Exercise details
Do any lines in the data below contain "name"? If so, copy every one of them.
========================
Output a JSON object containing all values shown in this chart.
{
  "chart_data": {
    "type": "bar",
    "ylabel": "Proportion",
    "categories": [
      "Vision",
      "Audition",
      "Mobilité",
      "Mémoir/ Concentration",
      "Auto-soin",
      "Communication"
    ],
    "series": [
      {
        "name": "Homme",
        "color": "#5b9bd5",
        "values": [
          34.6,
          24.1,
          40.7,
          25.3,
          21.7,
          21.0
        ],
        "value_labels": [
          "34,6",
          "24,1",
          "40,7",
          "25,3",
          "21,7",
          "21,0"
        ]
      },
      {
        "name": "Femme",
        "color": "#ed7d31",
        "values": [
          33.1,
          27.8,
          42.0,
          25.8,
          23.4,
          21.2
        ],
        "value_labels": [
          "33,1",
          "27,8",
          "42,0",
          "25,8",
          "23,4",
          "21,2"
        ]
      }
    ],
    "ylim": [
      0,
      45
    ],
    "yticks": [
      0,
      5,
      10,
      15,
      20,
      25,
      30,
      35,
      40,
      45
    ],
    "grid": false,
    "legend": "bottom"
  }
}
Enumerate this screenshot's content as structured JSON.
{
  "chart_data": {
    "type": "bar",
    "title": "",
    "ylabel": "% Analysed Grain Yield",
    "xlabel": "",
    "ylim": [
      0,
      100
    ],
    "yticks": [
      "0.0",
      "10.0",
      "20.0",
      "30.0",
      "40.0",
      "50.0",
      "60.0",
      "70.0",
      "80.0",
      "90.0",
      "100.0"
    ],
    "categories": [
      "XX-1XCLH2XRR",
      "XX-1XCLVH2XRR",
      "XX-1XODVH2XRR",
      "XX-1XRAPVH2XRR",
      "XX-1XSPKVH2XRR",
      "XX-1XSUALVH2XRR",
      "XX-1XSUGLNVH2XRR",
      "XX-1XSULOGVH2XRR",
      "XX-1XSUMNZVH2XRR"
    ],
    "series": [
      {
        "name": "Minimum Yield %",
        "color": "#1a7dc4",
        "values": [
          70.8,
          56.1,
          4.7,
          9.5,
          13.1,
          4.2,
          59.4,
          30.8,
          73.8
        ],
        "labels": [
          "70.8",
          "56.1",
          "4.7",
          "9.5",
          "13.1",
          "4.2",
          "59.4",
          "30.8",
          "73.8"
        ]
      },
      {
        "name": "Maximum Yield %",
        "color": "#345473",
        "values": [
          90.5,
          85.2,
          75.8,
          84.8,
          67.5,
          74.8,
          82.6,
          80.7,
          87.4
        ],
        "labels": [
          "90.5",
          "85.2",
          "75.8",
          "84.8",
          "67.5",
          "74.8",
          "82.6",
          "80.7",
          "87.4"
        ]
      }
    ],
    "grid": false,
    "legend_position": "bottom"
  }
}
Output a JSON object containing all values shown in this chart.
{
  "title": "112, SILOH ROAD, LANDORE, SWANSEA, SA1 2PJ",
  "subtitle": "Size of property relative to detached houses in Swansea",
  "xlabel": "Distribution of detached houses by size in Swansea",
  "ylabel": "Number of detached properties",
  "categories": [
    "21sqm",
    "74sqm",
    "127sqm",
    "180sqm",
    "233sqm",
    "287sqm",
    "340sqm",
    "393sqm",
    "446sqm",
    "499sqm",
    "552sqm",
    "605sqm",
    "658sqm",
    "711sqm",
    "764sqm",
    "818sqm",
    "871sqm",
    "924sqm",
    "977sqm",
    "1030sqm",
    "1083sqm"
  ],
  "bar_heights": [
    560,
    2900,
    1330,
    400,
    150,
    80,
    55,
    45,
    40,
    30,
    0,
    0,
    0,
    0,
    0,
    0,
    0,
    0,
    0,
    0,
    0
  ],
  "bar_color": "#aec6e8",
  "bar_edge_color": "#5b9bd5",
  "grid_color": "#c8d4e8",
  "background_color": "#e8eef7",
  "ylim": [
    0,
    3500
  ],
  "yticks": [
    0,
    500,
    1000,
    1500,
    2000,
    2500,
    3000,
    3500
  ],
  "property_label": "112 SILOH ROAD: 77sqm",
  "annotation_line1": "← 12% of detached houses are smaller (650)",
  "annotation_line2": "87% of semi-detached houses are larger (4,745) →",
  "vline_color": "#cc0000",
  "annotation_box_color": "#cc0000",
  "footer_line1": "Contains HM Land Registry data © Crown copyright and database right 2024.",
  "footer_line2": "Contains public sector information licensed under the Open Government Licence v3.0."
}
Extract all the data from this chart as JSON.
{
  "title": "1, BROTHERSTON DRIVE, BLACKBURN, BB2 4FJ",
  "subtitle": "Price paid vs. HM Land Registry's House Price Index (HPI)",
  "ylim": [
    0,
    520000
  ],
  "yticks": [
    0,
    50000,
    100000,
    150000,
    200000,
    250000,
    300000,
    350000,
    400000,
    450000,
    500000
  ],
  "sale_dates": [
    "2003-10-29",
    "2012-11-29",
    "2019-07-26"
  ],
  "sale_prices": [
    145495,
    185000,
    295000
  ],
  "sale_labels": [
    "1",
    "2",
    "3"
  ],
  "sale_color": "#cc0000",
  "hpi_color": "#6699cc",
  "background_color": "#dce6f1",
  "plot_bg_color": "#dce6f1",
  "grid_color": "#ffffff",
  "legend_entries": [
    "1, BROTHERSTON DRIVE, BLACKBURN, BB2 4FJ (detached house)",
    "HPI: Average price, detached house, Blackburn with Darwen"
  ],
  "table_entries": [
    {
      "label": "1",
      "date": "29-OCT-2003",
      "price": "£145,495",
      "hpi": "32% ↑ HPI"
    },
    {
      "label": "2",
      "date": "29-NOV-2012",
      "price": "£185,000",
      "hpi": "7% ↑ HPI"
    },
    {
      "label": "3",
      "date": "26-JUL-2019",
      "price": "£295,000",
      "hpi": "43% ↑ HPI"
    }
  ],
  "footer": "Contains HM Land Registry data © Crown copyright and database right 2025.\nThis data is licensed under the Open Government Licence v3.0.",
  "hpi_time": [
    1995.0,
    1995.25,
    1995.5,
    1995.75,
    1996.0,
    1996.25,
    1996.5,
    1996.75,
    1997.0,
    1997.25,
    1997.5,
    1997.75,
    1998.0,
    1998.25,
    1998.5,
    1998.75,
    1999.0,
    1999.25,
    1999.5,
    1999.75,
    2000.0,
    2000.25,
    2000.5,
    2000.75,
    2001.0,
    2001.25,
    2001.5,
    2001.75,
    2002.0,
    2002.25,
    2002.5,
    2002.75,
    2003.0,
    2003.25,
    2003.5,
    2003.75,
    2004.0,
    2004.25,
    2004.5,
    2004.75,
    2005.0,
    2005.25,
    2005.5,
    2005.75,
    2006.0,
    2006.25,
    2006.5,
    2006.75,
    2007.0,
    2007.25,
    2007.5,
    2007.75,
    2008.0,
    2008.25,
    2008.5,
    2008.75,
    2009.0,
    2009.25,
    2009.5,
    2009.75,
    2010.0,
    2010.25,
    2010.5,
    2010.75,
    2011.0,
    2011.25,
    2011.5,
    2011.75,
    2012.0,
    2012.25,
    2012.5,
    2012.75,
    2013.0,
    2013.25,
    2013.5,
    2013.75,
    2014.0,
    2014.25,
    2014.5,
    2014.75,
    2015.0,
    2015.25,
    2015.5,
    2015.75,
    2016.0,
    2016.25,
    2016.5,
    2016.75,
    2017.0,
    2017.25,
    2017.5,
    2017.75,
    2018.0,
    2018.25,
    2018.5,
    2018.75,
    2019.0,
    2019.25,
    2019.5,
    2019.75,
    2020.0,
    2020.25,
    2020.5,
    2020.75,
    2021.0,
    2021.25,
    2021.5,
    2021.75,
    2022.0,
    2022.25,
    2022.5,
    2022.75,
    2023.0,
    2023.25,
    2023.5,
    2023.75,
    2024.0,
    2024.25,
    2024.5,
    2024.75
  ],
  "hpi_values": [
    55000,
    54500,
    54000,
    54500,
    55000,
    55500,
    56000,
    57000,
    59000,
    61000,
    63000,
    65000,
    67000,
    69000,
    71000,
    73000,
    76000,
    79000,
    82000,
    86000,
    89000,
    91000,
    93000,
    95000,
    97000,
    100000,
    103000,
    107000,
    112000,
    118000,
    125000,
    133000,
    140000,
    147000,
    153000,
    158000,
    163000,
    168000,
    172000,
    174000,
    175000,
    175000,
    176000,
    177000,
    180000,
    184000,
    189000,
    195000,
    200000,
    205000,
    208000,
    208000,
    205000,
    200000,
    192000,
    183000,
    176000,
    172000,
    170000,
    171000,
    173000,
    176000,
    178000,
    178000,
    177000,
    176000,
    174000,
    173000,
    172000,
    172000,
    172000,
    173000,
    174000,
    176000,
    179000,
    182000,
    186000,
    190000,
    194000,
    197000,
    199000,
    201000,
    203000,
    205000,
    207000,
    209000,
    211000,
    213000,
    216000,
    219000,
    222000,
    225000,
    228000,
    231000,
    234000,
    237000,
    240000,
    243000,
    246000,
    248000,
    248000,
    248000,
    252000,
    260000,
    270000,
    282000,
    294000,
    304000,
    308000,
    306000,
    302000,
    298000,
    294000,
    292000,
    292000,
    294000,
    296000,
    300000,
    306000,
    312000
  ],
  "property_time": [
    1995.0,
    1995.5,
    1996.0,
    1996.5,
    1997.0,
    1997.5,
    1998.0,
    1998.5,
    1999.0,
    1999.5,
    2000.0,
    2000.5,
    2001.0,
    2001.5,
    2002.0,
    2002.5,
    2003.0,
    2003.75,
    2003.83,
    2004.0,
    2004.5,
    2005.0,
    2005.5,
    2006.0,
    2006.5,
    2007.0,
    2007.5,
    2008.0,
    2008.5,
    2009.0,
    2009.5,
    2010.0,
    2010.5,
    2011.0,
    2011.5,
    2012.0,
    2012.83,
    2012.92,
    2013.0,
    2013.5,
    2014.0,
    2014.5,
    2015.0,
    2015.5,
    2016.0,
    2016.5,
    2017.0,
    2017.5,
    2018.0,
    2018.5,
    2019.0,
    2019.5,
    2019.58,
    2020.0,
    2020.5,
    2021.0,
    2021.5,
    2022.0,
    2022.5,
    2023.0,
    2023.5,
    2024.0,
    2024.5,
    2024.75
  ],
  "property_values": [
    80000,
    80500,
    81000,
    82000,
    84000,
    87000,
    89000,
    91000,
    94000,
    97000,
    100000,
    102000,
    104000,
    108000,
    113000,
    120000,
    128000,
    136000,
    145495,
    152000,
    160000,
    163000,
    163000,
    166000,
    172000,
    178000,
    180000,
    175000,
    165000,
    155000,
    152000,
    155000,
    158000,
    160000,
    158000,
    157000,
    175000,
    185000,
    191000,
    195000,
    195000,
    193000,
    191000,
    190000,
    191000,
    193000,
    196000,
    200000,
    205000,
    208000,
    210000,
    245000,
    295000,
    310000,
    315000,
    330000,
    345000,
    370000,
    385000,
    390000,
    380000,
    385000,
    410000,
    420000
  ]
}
========================
Complete answer
        "name": "Homme",
        "name": "Femme",
        "name": "Minimum Yield %",
        "name": "Maximum Yield %",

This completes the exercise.